• [Written instruction]: In the records below, format the lines starting at the one containing "email-title: E-mail <box>182" and ending at the one containing "message-label: Message <box>441", both included, as a numbered list. Omit any blank lines.

[Dataset excerpt]
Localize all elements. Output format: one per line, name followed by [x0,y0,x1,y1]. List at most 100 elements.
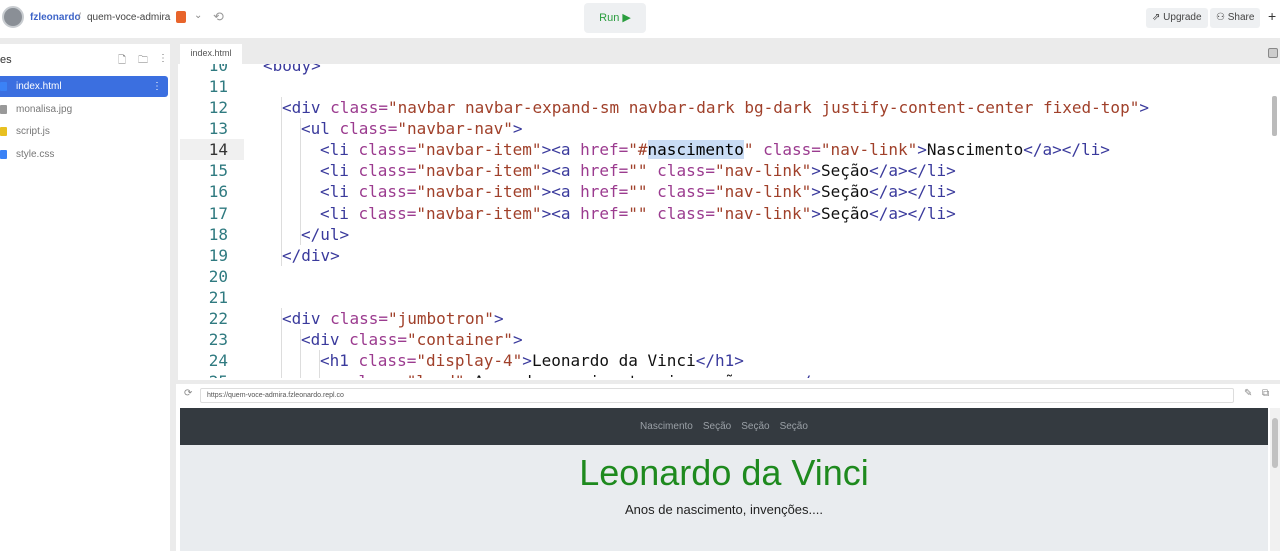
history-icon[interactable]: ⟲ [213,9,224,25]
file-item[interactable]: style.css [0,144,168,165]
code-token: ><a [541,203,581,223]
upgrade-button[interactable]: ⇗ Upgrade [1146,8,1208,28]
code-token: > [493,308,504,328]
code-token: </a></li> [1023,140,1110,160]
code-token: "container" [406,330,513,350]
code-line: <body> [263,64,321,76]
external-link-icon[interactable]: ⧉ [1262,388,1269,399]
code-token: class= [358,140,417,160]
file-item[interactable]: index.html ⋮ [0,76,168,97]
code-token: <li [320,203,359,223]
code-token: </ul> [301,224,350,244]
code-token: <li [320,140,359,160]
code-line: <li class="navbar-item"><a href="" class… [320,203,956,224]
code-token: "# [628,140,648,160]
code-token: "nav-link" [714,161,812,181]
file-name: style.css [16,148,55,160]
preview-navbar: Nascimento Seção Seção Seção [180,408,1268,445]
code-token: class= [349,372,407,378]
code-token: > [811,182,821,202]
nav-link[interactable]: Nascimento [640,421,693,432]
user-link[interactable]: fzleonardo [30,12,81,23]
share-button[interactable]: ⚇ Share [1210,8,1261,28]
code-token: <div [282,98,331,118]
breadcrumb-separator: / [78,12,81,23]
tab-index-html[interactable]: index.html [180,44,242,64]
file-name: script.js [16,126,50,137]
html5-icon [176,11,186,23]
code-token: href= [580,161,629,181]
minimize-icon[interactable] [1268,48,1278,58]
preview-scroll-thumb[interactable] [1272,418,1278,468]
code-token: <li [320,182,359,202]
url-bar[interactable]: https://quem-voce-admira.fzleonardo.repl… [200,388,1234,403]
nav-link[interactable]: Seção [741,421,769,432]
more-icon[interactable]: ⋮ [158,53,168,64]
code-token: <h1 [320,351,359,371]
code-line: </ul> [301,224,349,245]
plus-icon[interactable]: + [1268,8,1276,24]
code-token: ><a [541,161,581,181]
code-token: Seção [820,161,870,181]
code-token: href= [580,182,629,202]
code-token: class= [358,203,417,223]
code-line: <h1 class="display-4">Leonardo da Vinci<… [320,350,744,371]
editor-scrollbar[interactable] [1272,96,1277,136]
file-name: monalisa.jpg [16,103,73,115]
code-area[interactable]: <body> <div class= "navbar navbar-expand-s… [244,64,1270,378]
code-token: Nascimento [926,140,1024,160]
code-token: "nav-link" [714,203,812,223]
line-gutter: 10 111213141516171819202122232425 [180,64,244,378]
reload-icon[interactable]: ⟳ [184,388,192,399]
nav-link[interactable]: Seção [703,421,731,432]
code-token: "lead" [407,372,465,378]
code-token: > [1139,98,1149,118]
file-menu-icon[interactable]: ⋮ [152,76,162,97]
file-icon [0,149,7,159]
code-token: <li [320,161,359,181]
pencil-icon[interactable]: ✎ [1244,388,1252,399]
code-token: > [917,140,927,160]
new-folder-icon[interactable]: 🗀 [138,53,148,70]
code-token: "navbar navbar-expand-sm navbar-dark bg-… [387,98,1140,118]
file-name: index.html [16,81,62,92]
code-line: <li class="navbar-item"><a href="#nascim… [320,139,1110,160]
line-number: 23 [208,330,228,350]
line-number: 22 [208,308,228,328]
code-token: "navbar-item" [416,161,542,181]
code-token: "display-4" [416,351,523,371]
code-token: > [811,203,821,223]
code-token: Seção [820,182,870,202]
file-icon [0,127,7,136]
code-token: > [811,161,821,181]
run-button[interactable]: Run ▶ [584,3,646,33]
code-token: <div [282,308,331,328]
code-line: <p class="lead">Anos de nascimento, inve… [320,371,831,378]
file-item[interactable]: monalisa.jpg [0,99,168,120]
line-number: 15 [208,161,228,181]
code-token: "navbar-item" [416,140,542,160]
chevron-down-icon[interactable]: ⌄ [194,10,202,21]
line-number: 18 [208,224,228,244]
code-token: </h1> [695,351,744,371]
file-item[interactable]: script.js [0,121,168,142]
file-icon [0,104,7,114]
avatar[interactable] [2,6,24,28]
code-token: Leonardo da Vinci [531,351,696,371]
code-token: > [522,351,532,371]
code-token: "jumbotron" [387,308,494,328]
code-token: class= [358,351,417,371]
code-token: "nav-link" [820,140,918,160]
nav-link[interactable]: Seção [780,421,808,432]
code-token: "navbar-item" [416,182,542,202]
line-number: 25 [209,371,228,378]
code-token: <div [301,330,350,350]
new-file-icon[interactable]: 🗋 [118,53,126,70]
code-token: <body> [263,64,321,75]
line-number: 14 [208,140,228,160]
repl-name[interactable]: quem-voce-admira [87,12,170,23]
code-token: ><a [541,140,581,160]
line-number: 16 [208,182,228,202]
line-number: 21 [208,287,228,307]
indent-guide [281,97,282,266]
--
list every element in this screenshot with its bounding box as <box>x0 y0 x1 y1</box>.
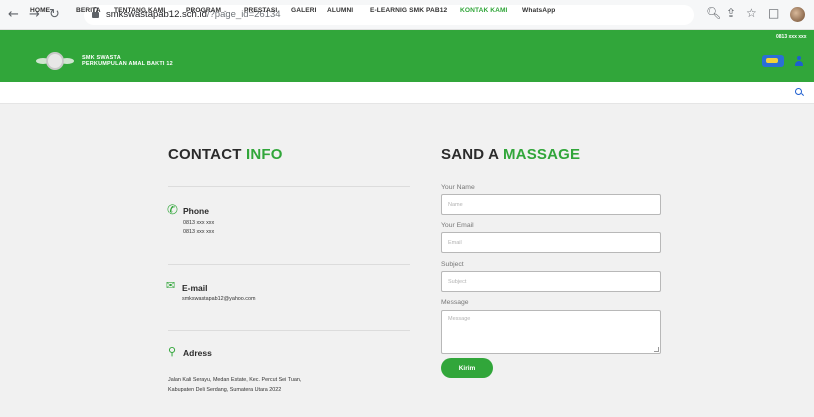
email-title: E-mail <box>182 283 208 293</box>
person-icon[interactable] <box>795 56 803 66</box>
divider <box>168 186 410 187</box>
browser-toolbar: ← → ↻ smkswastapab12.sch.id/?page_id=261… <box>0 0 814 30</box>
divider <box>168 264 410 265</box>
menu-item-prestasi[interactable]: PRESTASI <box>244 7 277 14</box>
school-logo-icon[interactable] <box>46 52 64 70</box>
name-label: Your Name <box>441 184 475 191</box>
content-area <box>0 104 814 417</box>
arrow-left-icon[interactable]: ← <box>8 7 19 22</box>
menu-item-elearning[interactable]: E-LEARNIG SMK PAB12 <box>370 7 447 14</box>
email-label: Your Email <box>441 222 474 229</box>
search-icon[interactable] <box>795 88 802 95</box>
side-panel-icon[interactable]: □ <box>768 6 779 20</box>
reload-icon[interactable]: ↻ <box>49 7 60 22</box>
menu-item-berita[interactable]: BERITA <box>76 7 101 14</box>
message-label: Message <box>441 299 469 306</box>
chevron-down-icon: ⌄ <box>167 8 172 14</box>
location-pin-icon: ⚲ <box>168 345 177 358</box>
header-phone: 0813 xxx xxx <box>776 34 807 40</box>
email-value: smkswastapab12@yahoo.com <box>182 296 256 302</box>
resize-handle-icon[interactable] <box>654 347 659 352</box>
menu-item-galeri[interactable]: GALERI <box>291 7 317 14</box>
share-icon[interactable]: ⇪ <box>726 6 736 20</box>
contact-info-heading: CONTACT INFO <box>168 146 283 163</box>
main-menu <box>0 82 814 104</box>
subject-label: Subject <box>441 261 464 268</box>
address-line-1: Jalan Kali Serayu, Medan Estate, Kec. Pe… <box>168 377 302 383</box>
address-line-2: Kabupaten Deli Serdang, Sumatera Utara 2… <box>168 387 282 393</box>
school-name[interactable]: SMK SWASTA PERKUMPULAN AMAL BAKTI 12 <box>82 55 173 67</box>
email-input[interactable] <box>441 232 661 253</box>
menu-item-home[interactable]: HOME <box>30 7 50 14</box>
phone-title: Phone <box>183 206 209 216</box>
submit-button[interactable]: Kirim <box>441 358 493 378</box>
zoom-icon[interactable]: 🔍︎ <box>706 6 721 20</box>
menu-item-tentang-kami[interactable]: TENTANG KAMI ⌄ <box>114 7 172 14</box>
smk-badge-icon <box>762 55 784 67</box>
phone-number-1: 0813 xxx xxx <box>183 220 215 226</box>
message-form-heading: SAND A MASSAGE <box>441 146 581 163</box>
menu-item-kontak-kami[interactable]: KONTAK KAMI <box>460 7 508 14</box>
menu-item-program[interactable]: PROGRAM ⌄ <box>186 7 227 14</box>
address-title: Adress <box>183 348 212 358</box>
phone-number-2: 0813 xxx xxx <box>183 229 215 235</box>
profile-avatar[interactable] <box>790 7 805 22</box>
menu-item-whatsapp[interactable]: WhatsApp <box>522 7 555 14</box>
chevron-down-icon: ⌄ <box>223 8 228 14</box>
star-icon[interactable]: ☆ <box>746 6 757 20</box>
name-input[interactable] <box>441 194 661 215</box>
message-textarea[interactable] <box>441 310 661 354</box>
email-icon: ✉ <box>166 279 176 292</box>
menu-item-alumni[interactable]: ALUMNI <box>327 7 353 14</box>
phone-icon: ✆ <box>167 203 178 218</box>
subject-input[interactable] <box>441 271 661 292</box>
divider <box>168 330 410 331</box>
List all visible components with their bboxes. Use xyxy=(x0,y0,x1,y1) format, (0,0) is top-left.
==
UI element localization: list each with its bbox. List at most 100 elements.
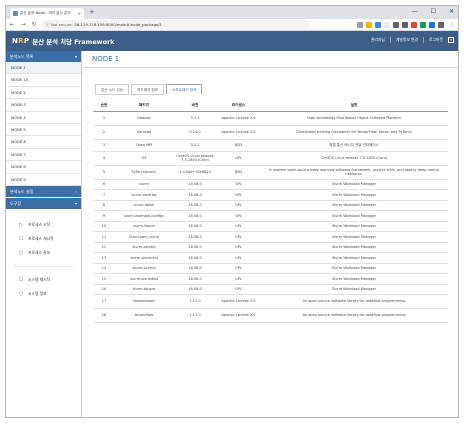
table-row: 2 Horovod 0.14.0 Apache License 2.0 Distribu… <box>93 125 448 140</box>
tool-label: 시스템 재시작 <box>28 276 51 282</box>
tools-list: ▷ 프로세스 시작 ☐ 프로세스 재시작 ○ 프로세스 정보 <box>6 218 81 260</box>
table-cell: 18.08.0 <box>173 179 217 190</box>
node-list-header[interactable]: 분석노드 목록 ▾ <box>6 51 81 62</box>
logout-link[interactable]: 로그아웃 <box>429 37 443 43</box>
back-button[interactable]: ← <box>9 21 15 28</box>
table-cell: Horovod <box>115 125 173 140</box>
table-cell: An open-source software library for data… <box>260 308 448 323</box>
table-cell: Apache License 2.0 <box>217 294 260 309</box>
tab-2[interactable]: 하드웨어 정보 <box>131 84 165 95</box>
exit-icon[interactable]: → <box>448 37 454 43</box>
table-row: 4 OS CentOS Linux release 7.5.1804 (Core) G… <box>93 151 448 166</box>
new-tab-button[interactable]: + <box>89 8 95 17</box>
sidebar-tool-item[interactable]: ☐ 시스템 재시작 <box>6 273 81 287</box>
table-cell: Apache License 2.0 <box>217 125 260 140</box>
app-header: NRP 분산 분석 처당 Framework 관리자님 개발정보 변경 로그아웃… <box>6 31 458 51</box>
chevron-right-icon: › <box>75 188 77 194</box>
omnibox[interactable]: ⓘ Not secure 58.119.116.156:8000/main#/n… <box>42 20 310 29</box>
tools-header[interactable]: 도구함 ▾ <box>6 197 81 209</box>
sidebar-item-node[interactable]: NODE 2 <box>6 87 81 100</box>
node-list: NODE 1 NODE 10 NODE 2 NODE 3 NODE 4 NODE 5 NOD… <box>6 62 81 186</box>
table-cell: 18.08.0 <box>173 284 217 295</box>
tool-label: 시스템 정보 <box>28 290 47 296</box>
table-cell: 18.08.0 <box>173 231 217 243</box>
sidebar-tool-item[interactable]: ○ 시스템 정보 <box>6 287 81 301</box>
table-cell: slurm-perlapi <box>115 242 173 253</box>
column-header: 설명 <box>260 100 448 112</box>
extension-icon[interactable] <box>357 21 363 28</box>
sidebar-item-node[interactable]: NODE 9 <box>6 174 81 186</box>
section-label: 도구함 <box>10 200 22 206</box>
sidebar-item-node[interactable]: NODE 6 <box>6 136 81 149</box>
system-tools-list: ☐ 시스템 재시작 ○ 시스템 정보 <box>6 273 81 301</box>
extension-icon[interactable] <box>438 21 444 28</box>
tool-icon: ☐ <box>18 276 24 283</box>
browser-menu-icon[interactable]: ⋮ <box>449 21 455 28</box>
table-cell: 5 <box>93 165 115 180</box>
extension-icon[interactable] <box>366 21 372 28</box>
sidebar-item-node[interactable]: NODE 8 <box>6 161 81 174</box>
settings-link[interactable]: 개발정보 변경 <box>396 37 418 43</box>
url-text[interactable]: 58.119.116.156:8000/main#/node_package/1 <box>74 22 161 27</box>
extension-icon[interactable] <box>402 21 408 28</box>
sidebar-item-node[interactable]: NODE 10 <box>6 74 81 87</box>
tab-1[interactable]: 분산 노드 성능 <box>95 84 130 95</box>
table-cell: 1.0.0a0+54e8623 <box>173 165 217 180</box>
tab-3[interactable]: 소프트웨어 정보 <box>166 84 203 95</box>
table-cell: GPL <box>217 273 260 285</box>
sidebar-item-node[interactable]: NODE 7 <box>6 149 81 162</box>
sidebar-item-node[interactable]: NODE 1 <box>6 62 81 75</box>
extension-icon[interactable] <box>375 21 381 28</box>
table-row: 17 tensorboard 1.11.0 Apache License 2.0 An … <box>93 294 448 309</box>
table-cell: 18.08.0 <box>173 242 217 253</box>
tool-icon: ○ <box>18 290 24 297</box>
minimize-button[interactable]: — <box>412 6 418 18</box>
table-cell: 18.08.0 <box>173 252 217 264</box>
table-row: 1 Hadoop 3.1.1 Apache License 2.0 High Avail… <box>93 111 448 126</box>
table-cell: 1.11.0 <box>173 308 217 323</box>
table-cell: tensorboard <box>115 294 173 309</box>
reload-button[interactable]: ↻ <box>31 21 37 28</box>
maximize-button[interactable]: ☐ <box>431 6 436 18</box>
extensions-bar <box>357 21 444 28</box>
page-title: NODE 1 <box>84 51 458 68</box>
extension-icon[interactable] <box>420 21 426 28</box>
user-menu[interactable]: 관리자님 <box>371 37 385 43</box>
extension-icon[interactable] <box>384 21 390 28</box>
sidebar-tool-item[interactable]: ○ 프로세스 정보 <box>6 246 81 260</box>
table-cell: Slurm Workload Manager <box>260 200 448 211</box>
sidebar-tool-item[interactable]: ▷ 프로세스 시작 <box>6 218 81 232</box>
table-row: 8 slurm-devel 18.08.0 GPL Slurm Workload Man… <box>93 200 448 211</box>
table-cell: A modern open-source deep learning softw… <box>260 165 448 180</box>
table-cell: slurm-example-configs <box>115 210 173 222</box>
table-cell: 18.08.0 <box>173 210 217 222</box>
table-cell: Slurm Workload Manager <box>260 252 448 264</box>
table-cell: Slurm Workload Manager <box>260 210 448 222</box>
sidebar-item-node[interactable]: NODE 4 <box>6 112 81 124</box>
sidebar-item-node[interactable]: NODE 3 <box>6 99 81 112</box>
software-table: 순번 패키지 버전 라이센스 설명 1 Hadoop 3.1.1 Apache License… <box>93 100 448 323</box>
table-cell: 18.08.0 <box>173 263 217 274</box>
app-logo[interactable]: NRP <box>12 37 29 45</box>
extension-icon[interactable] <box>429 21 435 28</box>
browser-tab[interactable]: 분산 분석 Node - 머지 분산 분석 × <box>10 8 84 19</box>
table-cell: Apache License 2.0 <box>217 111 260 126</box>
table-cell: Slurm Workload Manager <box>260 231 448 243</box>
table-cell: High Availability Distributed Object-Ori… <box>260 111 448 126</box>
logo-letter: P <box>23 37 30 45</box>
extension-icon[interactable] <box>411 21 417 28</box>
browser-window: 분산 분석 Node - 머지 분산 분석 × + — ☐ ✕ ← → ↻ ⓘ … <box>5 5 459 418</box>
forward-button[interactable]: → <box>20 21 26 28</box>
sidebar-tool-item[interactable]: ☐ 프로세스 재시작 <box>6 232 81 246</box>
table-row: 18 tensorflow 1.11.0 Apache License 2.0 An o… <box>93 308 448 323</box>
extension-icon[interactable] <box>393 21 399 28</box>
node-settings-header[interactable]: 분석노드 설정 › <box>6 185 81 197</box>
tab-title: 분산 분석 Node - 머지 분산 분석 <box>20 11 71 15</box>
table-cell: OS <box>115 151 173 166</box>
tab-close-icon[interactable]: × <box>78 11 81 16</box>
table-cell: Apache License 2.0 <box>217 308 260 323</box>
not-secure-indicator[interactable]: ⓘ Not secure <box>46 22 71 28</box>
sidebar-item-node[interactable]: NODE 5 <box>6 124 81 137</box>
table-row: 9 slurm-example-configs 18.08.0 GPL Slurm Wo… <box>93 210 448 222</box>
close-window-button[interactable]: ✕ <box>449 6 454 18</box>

• [Result of the task]:
1. email-title: E-mail <box>182 283 208 293</box>
2. person-icon[interactable] <box>795 56 803 66</box>
3. divider <box>168 186 410 187</box>
4. browser-toolbar: ← → ↻ smkswastapab12.sch.id/?page_id=261… <box>0 0 814 30</box>
5. divider <box>168 264 410 265</box>
6. menu-item-prestasi[interactable]: PRESTASI <box>244 7 277 14</box>
7. school-logo-icon[interactable] <box>46 52 64 70</box>
8. name-label: Your Name <box>441 184 475 191</box>
9. content-area <box>0 104 814 417</box>
10. arrow-left-icon[interactable]: ← <box>8 7 19 22</box>
11. menu-item-elearning[interactable]: E-LEARNIG SMK PAB12 <box>370 7 447 14</box>
12. email-label: Your Email <box>441 222 474 229</box>
13. search-icon[interactable] <box>795 88 802 95</box>
14. side-panel-icon[interactable]: □ <box>768 6 779 20</box>
15. reload-icon[interactable]: ↻ <box>49 7 60 22</box>
16. menu-item-berita[interactable]: BERITA <box>76 7 101 14</box>
17. message-label: Message <box>441 299 469 306</box>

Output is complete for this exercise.